**PROBLEM:** Leave out the pictures and transcribe everything else exactly.

===== LISTED RECORDS =====

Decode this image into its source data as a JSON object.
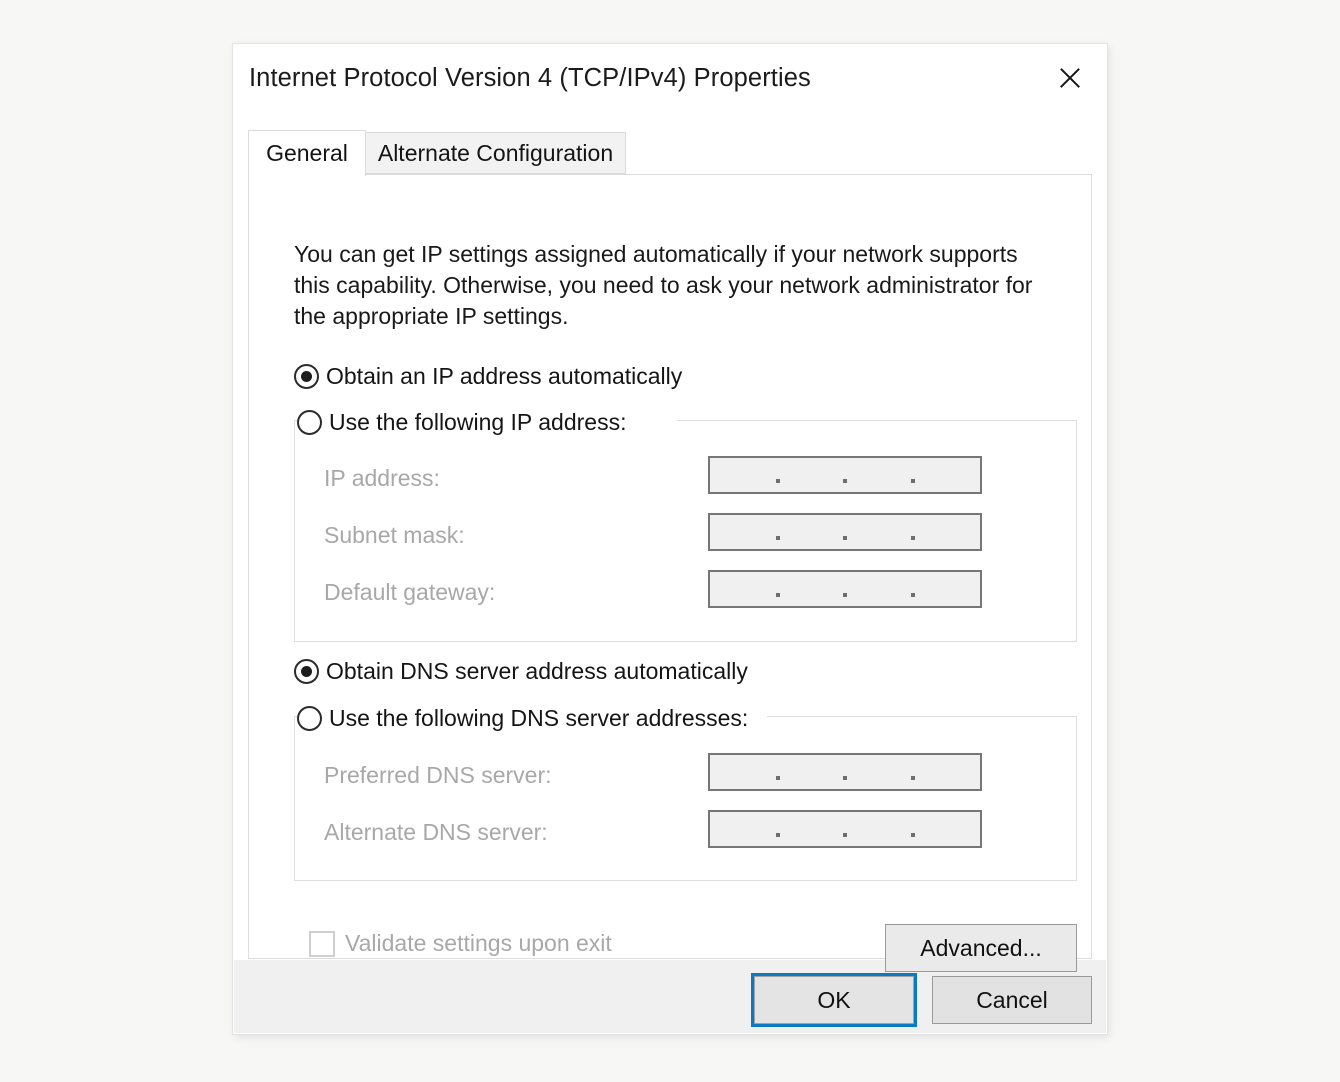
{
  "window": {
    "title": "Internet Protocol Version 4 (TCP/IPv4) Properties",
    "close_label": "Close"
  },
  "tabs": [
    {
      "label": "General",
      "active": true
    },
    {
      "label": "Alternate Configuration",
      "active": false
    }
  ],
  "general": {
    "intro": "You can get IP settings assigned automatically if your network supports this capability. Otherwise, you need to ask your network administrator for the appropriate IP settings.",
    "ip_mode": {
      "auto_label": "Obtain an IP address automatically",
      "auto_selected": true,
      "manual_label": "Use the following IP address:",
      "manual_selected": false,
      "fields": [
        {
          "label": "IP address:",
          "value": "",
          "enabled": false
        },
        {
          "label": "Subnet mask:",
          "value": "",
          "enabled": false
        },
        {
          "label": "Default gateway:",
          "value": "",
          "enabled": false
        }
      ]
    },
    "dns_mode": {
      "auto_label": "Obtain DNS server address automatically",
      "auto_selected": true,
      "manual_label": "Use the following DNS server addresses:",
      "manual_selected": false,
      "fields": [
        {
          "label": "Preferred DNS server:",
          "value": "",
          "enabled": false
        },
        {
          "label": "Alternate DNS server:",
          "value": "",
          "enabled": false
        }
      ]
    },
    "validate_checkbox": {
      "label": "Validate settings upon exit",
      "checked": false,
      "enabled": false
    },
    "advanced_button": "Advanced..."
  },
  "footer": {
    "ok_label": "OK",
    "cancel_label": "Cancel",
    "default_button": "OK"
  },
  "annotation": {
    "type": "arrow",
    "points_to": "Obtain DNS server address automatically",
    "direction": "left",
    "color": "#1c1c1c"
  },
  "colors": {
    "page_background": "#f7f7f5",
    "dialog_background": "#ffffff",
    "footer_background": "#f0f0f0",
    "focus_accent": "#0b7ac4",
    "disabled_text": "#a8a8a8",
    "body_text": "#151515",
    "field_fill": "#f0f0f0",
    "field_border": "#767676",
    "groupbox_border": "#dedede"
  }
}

=====

**ANSWER BELOW:**
Decode this image into its source data as a JSON object.
{
  "window": {
    "title": "Internet Protocol Version 4 (TCP/IPv4) Properties",
    "close_label": "Close"
  },
  "tabs": [
    {
      "label": "General",
      "active": true
    },
    {
      "label": "Alternate Configuration",
      "active": false
    }
  ],
  "general": {
    "intro": "You can get IP settings assigned automatically if your network supports this capability. Otherwise, you need to ask your network administrator for the appropriate IP settings.",
    "ip_mode": {
      "auto_label": "Obtain an IP address automatically",
      "auto_selected": true,
      "manual_label": "Use the following IP address:",
      "manual_selected": false,
      "fields": [
        {
          "label": "IP address:",
          "value": "",
          "enabled": false
        },
        {
          "label": "Subnet mask:",
          "value": "",
          "enabled": false
        },
        {
          "label": "Default gateway:",
          "value": "",
          "enabled": false
        }
      ]
    },
    "dns_mode": {
      "auto_label": "Obtain DNS server address automatically",
      "auto_selected": true,
      "manual_label": "Use the following DNS server addresses:",
      "manual_selected": false,
      "fields": [
        {
          "label": "Preferred DNS server:",
          "value": "",
          "enabled": false
        },
        {
          "label": "Alternate DNS server:",
          "value": "",
          "enabled": false
        }
      ]
    },
    "validate_checkbox": {
      "label": "Validate settings upon exit",
      "checked": false,
      "enabled": false
    },
    "advanced_button": "Advanced..."
  },
  "footer": {
    "ok_label": "OK",
    "cancel_label": "Cancel",
    "default_button": "OK"
  },
  "annotation": {
    "type": "arrow",
    "points_to": "Obtain DNS server address automatically",
    "direction": "left",
    "color": "#1c1c1c"
  },
  "colors": {
    "page_background": "#f7f7f5",
    "dialog_background": "#ffffff",
    "footer_background": "#f0f0f0",
    "focus_accent": "#0b7ac4",
    "disabled_text": "#a8a8a8",
    "body_text": "#151515",
    "field_fill": "#f0f0f0",
    "field_border": "#767676",
    "groupbox_border": "#dedede"
  }
}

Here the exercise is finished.